RAW RECORDS →
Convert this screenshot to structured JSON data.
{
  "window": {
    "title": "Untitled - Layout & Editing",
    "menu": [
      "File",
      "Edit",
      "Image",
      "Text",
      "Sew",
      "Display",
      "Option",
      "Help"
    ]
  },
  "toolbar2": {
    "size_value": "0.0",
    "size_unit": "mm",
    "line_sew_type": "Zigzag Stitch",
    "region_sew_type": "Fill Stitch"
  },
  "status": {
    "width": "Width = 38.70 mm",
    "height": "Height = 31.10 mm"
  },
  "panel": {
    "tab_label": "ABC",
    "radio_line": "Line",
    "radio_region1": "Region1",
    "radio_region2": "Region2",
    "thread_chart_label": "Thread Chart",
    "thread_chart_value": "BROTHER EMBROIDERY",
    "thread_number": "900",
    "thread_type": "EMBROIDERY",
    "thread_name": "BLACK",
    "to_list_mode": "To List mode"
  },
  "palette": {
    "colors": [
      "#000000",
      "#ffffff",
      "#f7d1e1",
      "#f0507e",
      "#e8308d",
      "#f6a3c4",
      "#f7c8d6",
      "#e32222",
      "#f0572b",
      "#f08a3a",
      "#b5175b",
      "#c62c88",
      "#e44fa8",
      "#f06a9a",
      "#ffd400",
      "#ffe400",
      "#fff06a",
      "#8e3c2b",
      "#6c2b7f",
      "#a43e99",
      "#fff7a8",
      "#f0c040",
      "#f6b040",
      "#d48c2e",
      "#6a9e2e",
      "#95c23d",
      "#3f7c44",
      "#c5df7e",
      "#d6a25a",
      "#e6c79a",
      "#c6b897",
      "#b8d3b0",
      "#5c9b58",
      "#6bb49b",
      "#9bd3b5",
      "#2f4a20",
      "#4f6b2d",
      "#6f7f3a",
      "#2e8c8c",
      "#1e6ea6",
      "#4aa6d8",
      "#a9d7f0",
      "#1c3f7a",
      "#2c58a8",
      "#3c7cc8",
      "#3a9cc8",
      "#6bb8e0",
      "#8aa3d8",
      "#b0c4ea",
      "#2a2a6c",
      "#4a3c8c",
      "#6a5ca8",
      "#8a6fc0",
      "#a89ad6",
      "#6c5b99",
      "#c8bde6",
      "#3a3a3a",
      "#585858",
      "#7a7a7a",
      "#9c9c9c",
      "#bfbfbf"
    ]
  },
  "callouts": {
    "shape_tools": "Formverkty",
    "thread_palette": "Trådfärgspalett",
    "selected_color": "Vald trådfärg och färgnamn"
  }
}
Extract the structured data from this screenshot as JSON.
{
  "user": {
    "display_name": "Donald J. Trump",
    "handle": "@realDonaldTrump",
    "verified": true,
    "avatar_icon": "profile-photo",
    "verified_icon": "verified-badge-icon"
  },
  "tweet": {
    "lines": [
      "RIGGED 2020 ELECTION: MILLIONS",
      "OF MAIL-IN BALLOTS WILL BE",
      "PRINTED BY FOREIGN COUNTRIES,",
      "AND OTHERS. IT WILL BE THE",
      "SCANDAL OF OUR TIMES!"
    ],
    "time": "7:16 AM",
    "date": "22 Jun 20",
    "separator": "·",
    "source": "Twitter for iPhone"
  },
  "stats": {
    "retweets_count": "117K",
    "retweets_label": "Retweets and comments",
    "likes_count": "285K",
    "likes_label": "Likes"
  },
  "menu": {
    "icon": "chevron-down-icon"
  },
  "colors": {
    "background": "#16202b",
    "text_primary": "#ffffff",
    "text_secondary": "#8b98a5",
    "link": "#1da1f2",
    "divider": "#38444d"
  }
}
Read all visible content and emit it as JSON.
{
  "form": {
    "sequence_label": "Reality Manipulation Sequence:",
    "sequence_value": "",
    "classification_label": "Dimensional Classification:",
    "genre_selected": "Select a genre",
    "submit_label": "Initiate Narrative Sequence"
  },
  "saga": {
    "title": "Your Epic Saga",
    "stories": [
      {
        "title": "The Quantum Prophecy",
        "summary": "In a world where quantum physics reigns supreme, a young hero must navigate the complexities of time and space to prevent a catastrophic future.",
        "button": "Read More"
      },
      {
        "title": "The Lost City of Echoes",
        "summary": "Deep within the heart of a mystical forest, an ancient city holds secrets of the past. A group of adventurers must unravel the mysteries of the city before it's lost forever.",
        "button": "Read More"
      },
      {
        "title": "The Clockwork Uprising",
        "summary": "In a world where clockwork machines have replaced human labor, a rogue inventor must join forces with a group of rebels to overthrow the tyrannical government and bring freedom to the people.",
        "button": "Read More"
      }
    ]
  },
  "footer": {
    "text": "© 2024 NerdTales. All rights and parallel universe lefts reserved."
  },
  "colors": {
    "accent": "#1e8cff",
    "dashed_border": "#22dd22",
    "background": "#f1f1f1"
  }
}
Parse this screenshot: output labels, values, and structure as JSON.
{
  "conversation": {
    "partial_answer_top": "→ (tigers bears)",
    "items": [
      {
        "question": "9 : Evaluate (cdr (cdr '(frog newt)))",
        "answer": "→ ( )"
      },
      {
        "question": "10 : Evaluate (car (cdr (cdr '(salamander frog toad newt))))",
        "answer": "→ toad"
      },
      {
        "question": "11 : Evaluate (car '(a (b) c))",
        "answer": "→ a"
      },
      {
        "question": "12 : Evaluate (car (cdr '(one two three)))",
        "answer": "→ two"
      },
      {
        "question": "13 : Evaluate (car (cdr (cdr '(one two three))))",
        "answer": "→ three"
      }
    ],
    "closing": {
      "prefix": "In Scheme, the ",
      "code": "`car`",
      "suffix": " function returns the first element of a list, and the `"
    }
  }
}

BRIEF → Reproduce each entry from the records above, character for character.

PROBLEM SOLUTION →
Convert this screenshot to structured JSON data.
{
  "window": {
    "title": "Untitled - Layout & Editing",
    "menu": [
      "File",
      "Edit",
      "Image",
      "Text",
      "Sew",
      "Display",
      "Option",
      "Help"
    ]
  },
  "toolbar2": {
    "size_value": "0.0",
    "size_unit": "mm",
    "line_sew_type": "Zigzag Stitch",
    "region_sew_type": "Fill Stitch"
  },
  "status": {
    "width": "Width = 38.70 mm",
    "height": "Height = 31.10 mm"
  },
  "panel": {
    "tab_label": "ABC",
    "radio_line": "Line",
    "radio_region1": "Region1",
    "radio_region2": "Region2",
    "thread_chart_label": "Thread Chart",
    "thread_chart_value": "BROTHER EMBROIDERY",
    "thread_number": "900",
    "thread_type": "EMBROIDERY",
    "thread_name": "BLACK",
    "to_list_mode": "To List mode"
  },
  "palette": {
    "colors": [
      "#000000",
      "#ffffff",
      "#f7d1e1",
      "#f0507e",
      "#e8308d",
      "#f6a3c4",
      "#f7c8d6",
      "#e32222",
      "#f0572b",
      "#f08a3a",
      "#b5175b",
      "#c62c88",
      "#e44fa8",
      "#f06a9a",
      "#ffd400",
      "#ffe400",
      "#fff06a",
      "#8e3c2b",
      "#6c2b7f",
      "#a43e99",
      "#fff7a8",
      "#f0c040",
      "#f6b040",
      "#d48c2e",
      "#6a9e2e",
      "#95c23d",
      "#3f7c44",
      "#c5df7e",
      "#d6a25a",
      "#e6c79a",
      "#c6b897",
      "#b8d3b0",
      "#5c9b58",
      "#6bb49b",
      "#9bd3b5",
      "#2f4a20",
      "#4f6b2d",
      "#6f7f3a",
      "#2e8c8c",
      "#1e6ea6",
      "#4aa6d8",
      "#a9d7f0",
      "#1c3f7a",
      "#2c58a8",
      "#3c7cc8",
      "#3a9cc8",
      "#6bb8e0",
      "#8aa3d8",
      "#b0c4ea",
      "#2a2a6c",
      "#4a3c8c",
      "#6a5ca8",
      "#8a6fc0",
      "#a89ad6",
      "#6c5b99",
      "#c8bde6",
      "#3a3a3a",
      "#585858",
      "#7a7a7a",
      "#9c9c9c",
      "#bfbfbf"
    ]
  },
  "callouts": {
    "shape_tools": "Formverkty",
    "thread_palette": "Trådfärgspalett",
    "selected_color": "Vald trådfärg och färgnamn"
  }
}
Extract the structured data from this screenshot as JSON.
{
  "user": {
    "display_name": "Donald J. Trump",
    "handle": "@realDonaldTrump",
    "verified": true,
    "avatar_icon": "profile-photo",
    "verified_icon": "verified-badge-icon"
  },
  "tweet": {
    "lines": [
      "RIGGED 2020 ELECTION: MILLIONS",
      "OF MAIL-IN BALLOTS WILL BE",
      "PRINTED BY FOREIGN COUNTRIES,",
      "AND OTHERS. IT WILL BE THE",
      "SCANDAL OF OUR TIMES!"
    ],
    "time": "7:16 AM",
    "date": "22 Jun 20",
    "separator": "·",
    "source": "Twitter for iPhone"
  },
  "stats": {
    "retweets_count": "117K",
    "retweets_label": "Retweets and comments",
    "likes_count": "285K",
    "likes_label": "Likes"
  },
  "menu": {
    "icon": "chevron-down-icon"
  },
  "colors": {
    "background": "#16202b",
    "text_primary": "#ffffff",
    "text_secondary": "#8b98a5",
    "link": "#1da1f2",
    "divider": "#38444d"
  }
}
Read all visible content and emit it as JSON.
{
  "form": {
    "sequence_label": "Reality Manipulation Sequence:",
    "sequence_value": "",
    "classification_label": "Dimensional Classification:",
    "genre_selected": "Select a genre",
    "submit_label": "Initiate Narrative Sequence"
  },
  "saga": {
    "title": "Your Epic Saga",
    "stories": [
      {
        "title": "The Quantum Prophecy",
        "summary": "In a world where quantum physics reigns supreme, a young hero must navigate the complexities of time and space to prevent a catastrophic future.",
        "button": "Read More"
      },
      {
        "title": "The Lost City of Echoes",
        "summary": "Deep within the heart of a mystical forest, an ancient city holds secrets of the past. A group of adventurers must unravel the mysteries of the city before it's lost forever.",
        "button": "Read More"
      },
      {
        "title": "The Clockwork Uprising",
        "summary": "In a world where clockwork machines have replaced human labor, a rogue inventor must join forces with a group of rebels to overthrow the tyrannical government and bring freedom to the people.",
        "button": "Read More"
      }
    ]
  },
  "footer": {
    "text": "© 2024 NerdTales. All rights and parallel universe lefts reserved."
  },
  "colors": {
    "accent": "#1e8cff",
    "dashed_border": "#22dd22",
    "background": "#f1f1f1"
  }
}
Parse this screenshot: output labels, values, and structure as JSON.
{
  "conversation": {
    "partial_answer_top": "→ (tigers bears)",
    "items": [
      {
        "question": "9 : Evaluate (cdr (cdr '(frog newt)))",
        "answer": "→ ( )"
      },
      {
        "question": "10 : Evaluate (car (cdr (cdr '(salamander frog toad newt))))",
        "answer": "→ toad"
      },
      {
        "question": "11 : Evaluate (car '(a (b) c))",
        "answer": "→ a"
      },
      {
        "question": "12 : Evaluate (car (cdr '(one two three)))",
        "answer": "→ two"
      },
      {
        "question": "13 : Evaluate (car (cdr (cdr '(one two three))))",
        "answer": "→ three"
      }
    ],
    "closing": {
      "prefix": "In Scheme, the ",
      "code": "`car`",
      "suffix": " function returns the first element of a list, and the `"
    }
  }
}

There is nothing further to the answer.